▸ Problem to solve: Reproduce the self-regulating windmills text word for word, from its first line to its last.

▸ Reading text:

-- START --

MECHANICAL ENGINEERING HERITAGE COLLECTION
Self-regulating Windmills
1863-1951.

These windmills, manufactured by U.S. Wind Engine and Pump Company, Challenge Company, Appleton Manufacturing Company, and Batavia Wind Mill and Aermotor Company include many of early self-regulating types. First developed by Daniel Halladay in 1854, self-regulating mechanism automatically adjusted the wheel or blade angle to maintain near-constant speed and power in varying winds, without an operator’s constant attention.

These windmills were designed for easy assemble, operation, and maintenance using only simple hand tools, primarily used to pump water or remote farms throughout most of North America. Windmills also filled railroad water tower, powered feed and saw mills, and drove other agricultural machines.

Six companies mass produced windmills in Batavia, Illinois between 1863 and 1951.

-- END --

▸ Given entries:
-- START --

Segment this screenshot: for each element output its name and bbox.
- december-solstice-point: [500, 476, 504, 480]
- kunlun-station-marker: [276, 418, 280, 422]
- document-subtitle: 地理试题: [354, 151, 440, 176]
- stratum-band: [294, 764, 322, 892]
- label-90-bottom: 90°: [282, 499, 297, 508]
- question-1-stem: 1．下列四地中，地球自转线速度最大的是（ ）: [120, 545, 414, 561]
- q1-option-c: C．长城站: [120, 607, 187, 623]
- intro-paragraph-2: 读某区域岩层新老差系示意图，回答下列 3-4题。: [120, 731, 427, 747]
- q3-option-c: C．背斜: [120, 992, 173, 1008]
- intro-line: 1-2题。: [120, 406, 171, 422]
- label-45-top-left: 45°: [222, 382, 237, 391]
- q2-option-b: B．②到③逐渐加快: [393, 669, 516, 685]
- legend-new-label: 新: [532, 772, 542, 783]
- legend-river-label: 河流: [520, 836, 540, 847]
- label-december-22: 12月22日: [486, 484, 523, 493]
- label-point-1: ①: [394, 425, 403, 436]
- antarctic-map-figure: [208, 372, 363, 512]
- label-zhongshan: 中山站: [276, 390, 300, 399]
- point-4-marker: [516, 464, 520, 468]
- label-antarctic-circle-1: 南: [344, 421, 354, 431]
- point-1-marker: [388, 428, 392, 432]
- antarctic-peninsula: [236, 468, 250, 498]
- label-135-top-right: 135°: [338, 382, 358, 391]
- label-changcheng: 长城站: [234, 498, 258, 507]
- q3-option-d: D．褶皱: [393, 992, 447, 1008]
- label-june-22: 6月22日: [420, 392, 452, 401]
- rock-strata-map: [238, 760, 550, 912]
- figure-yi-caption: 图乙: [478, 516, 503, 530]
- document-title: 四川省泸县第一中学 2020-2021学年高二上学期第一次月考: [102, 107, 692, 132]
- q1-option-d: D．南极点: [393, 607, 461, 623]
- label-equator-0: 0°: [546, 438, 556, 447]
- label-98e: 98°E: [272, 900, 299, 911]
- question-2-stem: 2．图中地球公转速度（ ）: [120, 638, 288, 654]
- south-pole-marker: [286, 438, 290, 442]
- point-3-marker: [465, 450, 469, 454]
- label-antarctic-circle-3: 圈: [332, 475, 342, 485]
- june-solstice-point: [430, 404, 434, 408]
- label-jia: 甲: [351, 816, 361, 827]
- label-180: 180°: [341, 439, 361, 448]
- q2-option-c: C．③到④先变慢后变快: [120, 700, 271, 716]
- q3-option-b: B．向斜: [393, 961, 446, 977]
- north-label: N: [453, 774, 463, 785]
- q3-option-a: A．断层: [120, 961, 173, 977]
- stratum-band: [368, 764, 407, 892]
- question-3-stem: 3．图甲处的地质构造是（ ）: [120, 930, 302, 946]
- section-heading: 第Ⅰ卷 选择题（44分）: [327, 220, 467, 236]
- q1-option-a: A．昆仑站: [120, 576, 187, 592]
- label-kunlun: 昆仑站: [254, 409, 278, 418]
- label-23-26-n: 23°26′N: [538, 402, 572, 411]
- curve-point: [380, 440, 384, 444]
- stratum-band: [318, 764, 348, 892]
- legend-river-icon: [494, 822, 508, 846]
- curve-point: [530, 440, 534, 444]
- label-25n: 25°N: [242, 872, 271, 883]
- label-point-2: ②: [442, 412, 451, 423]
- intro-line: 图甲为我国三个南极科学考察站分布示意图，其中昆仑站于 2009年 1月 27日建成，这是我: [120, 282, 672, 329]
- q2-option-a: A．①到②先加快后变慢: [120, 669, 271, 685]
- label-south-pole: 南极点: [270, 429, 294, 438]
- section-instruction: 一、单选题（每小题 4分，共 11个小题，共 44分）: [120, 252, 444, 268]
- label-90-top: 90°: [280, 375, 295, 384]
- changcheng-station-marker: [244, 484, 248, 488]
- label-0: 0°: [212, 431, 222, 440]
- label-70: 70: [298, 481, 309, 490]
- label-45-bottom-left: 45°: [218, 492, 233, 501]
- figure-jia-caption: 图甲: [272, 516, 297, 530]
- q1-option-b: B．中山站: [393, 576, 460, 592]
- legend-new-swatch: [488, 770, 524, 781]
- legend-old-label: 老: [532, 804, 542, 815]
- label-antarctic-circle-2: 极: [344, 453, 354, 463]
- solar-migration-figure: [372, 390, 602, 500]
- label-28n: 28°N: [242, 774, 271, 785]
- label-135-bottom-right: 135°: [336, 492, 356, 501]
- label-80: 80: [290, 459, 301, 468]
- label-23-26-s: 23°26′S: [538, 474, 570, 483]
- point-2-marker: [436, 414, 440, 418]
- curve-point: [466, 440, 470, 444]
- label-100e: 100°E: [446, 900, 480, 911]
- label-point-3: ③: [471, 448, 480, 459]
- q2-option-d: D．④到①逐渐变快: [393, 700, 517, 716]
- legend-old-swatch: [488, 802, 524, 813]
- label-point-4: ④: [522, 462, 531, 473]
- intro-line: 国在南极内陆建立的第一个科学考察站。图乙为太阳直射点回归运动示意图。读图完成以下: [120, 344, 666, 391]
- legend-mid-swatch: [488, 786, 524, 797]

-- END --

▸ Complete output:
MECHANICAL ENGINEERING HERITAGE COLLECTION
Self-regulating Windmills
1863-1951.

These windmills, manufactured by U.S. Wind Engine and Pump Company, Challenge Company, Appleton Manufacturing Company, and Batavia Wind Mill and Aermotor Company include many of early self-regulating types. First developed by Daniel Halladay in 1854, self-regulating mechanism automatically adjusted the wheel or blade angle to maintain near-constant speed and power in varying winds, without an operator’s constant attention.

These windmills were designed for easy assemble, operation, and maintenance using only simple hand tools, primarily used to pump water or remote farms throughout most of North America. Windmills also filled railroad water tower, powered feed and saw mills, and drove other agricultural machines.

Six companies mass produced windmills in Batavia, Illinois between 1863 and 1951.